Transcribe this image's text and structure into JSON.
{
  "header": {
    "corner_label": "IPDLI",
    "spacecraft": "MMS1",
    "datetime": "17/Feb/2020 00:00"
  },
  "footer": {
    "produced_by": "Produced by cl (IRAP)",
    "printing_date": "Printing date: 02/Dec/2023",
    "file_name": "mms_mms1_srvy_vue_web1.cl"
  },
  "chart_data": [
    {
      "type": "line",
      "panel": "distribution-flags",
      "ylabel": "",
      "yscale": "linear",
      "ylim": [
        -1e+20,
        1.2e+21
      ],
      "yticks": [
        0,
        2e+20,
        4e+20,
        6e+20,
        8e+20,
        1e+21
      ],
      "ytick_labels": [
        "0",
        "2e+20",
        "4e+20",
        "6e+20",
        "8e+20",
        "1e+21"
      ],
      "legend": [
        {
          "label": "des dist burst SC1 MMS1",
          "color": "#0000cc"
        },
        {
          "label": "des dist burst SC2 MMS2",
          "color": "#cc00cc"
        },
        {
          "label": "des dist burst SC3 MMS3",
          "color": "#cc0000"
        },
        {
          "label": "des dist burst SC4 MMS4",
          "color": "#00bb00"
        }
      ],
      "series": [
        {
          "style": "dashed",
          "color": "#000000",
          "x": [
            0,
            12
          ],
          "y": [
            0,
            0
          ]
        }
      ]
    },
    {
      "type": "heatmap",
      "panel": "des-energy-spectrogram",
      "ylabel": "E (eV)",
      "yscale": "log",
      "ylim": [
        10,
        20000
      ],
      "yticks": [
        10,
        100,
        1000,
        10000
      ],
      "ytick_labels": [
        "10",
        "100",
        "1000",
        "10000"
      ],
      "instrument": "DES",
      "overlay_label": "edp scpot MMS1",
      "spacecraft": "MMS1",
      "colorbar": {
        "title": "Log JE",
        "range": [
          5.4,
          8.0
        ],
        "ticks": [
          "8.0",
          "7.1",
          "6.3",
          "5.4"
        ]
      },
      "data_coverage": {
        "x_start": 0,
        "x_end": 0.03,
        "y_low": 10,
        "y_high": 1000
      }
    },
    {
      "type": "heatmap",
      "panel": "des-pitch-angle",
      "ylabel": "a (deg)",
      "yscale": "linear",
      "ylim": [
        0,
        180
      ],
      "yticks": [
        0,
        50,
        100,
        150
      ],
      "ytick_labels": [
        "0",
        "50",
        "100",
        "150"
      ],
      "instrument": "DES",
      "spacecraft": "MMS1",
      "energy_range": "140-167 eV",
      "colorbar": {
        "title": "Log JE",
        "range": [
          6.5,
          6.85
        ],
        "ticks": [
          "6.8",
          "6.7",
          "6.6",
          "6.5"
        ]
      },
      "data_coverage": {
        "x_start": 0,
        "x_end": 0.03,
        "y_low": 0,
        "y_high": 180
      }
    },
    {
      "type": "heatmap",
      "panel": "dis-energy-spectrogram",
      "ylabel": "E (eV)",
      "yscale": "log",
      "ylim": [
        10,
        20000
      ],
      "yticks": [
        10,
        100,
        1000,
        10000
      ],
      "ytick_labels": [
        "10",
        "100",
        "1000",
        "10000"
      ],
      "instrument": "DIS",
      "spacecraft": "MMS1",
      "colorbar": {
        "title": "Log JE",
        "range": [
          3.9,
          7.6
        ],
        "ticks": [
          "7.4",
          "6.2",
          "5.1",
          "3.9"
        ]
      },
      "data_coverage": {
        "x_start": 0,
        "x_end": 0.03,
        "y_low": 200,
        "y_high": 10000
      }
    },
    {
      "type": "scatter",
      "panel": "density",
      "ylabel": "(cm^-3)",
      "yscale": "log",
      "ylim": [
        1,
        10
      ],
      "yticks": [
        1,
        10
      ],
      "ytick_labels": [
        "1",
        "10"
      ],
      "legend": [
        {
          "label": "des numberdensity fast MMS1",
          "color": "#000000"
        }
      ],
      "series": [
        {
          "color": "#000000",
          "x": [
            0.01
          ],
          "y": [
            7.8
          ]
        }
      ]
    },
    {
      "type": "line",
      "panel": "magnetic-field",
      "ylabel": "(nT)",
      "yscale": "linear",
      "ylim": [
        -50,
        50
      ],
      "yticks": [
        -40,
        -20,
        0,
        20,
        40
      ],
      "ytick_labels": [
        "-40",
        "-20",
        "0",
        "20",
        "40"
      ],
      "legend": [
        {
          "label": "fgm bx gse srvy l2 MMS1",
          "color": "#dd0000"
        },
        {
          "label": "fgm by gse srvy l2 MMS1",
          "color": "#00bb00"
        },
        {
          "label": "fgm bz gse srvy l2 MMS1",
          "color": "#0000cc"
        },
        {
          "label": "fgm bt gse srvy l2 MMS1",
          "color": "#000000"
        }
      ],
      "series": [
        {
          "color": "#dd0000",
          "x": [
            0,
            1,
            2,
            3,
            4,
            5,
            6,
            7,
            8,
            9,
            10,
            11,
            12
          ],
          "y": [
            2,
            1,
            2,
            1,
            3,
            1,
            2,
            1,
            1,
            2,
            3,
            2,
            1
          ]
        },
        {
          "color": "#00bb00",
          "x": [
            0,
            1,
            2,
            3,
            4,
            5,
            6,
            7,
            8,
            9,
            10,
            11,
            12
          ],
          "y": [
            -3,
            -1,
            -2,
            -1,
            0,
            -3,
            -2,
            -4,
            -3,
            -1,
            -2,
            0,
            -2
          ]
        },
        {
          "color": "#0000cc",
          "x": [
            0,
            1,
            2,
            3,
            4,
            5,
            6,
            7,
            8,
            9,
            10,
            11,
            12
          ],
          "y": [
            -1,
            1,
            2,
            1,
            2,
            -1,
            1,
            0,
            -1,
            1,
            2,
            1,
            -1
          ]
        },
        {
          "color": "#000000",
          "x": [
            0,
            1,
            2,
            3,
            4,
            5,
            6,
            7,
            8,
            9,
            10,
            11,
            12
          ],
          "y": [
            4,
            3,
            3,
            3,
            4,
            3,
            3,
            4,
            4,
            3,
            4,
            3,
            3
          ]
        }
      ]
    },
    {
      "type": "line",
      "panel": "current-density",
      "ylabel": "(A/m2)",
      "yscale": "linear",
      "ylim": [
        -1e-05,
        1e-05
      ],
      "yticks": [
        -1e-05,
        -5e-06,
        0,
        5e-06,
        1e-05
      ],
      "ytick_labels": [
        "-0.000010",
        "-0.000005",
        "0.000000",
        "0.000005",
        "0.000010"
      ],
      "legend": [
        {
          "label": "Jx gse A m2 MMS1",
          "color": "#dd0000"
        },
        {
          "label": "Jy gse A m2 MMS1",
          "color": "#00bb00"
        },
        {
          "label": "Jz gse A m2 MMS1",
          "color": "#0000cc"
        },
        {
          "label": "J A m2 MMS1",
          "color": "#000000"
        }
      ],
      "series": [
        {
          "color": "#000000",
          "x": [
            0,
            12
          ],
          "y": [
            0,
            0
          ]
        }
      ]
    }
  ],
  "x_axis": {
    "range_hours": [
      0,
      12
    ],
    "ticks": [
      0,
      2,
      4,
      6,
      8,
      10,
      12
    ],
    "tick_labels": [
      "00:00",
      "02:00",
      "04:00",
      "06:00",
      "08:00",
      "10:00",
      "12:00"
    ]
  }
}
####
▸ **Aim of the task**
Without changing a word, restate the whole listing.

▸ **Correct answer**
Transcribe this image's text and structure into JSON.
{
  "header": {
    "corner_label": "IPDLI",
    "spacecraft": "MMS1",
    "datetime": "17/Feb/2020 00:00"
  },
  "footer": {
    "produced_by": "Produced by cl (IRAP)",
    "printing_date": "Printing date: 02/Dec/2023",
    "file_name": "mms_mms1_srvy_vue_web1.cl"
  },
  "chart_data": [
    {
      "type": "line",
      "panel": "distribution-flags",
      "ylabel": "",
      "yscale": "linear",
      "ylim": [
        -1e+20,
        1.2e+21
      ],
      "yticks": [
        0,
        2e+20,
        4e+20,
        6e+20,
        8e+20,
        1e+21
      ],
      "ytick_labels": [
        "0",
        "2e+20",
        "4e+20",
        "6e+20",
        "8e+20",
        "1e+21"
      ],
      "legend": [
        {
          "label": "des dist burst SC1 MMS1",
          "color": "#0000cc"
        },
        {
          "label": "des dist burst SC2 MMS2",
          "color": "#cc00cc"
        },
        {
          "label": "des dist burst SC3 MMS3",
          "color": "#cc0000"
        },
        {
          "label": "des dist burst SC4 MMS4",
          "color": "#00bb00"
        }
      ],
      "series": [
        {
          "style": "dashed",
          "color": "#000000",
          "x": [
            0,
            12
          ],
          "y": [
            0,
            0
          ]
        }
      ]
    },
    {
      "type": "heatmap",
      "panel": "des-energy-spectrogram",
      "ylabel": "E (eV)",
      "yscale": "log",
      "ylim": [
        10,
        20000
      ],
      "yticks": [
        10,
        100,
        1000,
        10000
      ],
      "ytick_labels": [
        "10",
        "100",
        "1000",
        "10000"
      ],
      "instrument": "DES",
      "overlay_label": "edp scpot MMS1",
      "spacecraft": "MMS1",
      "colorbar": {
        "title": "Log JE",
        "range": [
          5.4,
          8.0
        ],
        "ticks": [
          "8.0",
          "7.1",
          "6.3",
          "5.4"
        ]
      },
      "data_coverage": {
        "x_start": 0,
        "x_end": 0.03,
        "y_low": 10,
        "y_high": 1000
      }
    },
    {
      "type": "heatmap",
      "panel": "des-pitch-angle",
      "ylabel": "a (deg)",
      "yscale": "linear",
      "ylim": [
        0,
        180
      ],
      "yticks": [
        0,
        50,
        100,
        150
      ],
      "ytick_labels": [
        "0",
        "50",
        "100",
        "150"
      ],
      "instrument": "DES",
      "spacecraft": "MMS1",
      "energy_range": "140-167 eV",
      "colorbar": {
        "title": "Log JE",
        "range": [
          6.5,
          6.85
        ],
        "ticks": [
          "6.8",
          "6.7",
          "6.6",
          "6.5"
        ]
      },
      "data_coverage": {
        "x_start": 0,
        "x_end": 0.03,
        "y_low": 0,
        "y_high": 180
      }
    },
    {
      "type": "heatmap",
      "panel": "dis-energy-spectrogram",
      "ylabel": "E (eV)",
      "yscale": "log",
      "ylim": [
        10,
        20000
      ],
      "yticks": [
        10,
        100,
        1000,
        10000
      ],
      "ytick_labels": [
        "10",
        "100",
        "1000",
        "10000"
      ],
      "instrument": "DIS",
      "spacecraft": "MMS1",
      "colorbar": {
        "title": "Log JE",
        "range": [
          3.9,
          7.6
        ],
        "ticks": [
          "7.4",
          "6.2",
          "5.1",
          "3.9"
        ]
      },
      "data_coverage": {
        "x_start": 0,
        "x_end": 0.03,
        "y_low": 200,
        "y_high": 10000
      }
    },
    {
      "type": "scatter",
      "panel": "density",
      "ylabel": "(cm^-3)",
      "yscale": "log",
      "ylim": [
        1,
        10
      ],
      "yticks": [
        1,
        10
      ],
      "ytick_labels": [
        "1",
        "10"
      ],
      "legend": [
        {
          "label": "des numberdensity fast MMS1",
          "color": "#000000"
        }
      ],
      "series": [
        {
          "color": "#000000",
          "x": [
            0.01
          ],
          "y": [
            7.8
          ]
        }
      ]
    },
    {
      "type": "line",
      "panel": "magnetic-field",
      "ylabel": "(nT)",
      "yscale": "linear",
      "ylim": [
        -50,
        50
      ],
      "yticks": [
        -40,
        -20,
        0,
        20,
        40
      ],
      "ytick_labels": [
        "-40",
        "-20",
        "0",
        "20",
        "40"
      ],
      "legend": [
        {
          "label": "fgm bx gse srvy l2 MMS1",
          "color": "#dd0000"
        },
        {
          "label": "fgm by gse srvy l2 MMS1",
          "color": "#00bb00"
        },
        {
          "label": "fgm bz gse srvy l2 MMS1",
          "color": "#0000cc"
        },
        {
          "label": "fgm bt gse srvy l2 MMS1",
          "color": "#000000"
        }
      ],
      "series": [
        {
          "color": "#dd0000",
          "x": [
            0,
            1,
            2,
            3,
            4,
            5,
            6,
            7,
            8,
            9,
            10,
            11,
            12
          ],
          "y": [
            2,
            1,
            2,
            1,
            3,
            1,
            2,
            1,
            1,
            2,
            3,
            2,
            1
          ]
        },
        {
          "color": "#00bb00",
          "x": [
            0,
            1,
            2,
            3,
            4,
            5,
            6,
            7,
            8,
            9,
            10,
            11,
            12
          ],
          "y": [
            -3,
            -1,
            -2,
            -1,
            0,
            -3,
            -2,
            -4,
            -3,
            -1,
            -2,
            0,
            -2
          ]
        },
        {
          "color": "#0000cc",
          "x": [
            0,
            1,
            2,
            3,
            4,
            5,
            6,
            7,
            8,
            9,
            10,
            11,
            12
          ],
          "y": [
            -1,
            1,
            2,
            1,
            2,
            -1,
            1,
            0,
            -1,
            1,
            2,
            1,
            -1
          ]
        },
        {
          "color": "#000000",
          "x": [
            0,
            1,
            2,
            3,
            4,
            5,
            6,
            7,
            8,
            9,
            10,
            11,
            12
          ],
          "y": [
            4,
            3,
            3,
            3,
            4,
            3,
            3,
            4,
            4,
            3,
            4,
            3,
            3
          ]
        }
      ]
    },
    {
      "type": "line",
      "panel": "current-density",
      "ylabel": "(A/m2)",
      "yscale": "linear",
      "ylim": [
        -1e-05,
        1e-05
      ],
      "yticks": [
        -1e-05,
        -5e-06,
        0,
        5e-06,
        1e-05
      ],
      "ytick_labels": [
        "-0.000010",
        "-0.000005",
        "0.000000",
        "0.000005",
        "0.000010"
      ],
      "legend": [
        {
          "label": "Jx gse A m2 MMS1",
          "color": "#dd0000"
        },
        {
          "label": "Jy gse A m2 MMS1",
          "color": "#00bb00"
        },
        {
          "label": "Jz gse A m2 MMS1",
          "color": "#0000cc"
        },
        {
          "label": "J A m2 MMS1",
          "color": "#000000"
        }
      ],
      "series": [
        {
          "color": "#000000",
          "x": [
            0,
            12
          ],
          "y": [
            0,
            0
          ]
        }
      ]
    }
  ],
  "x_axis": {
    "range_hours": [
      0,
      12
    ],
    "ticks": [
      0,
      2,
      4,
      6,
      8,
      10,
      12
    ],
    "tick_labels": [
      "00:00",
      "02:00",
      "04:00",
      "06:00",
      "08:00",
      "10:00",
      "12:00"
    ]
  }
}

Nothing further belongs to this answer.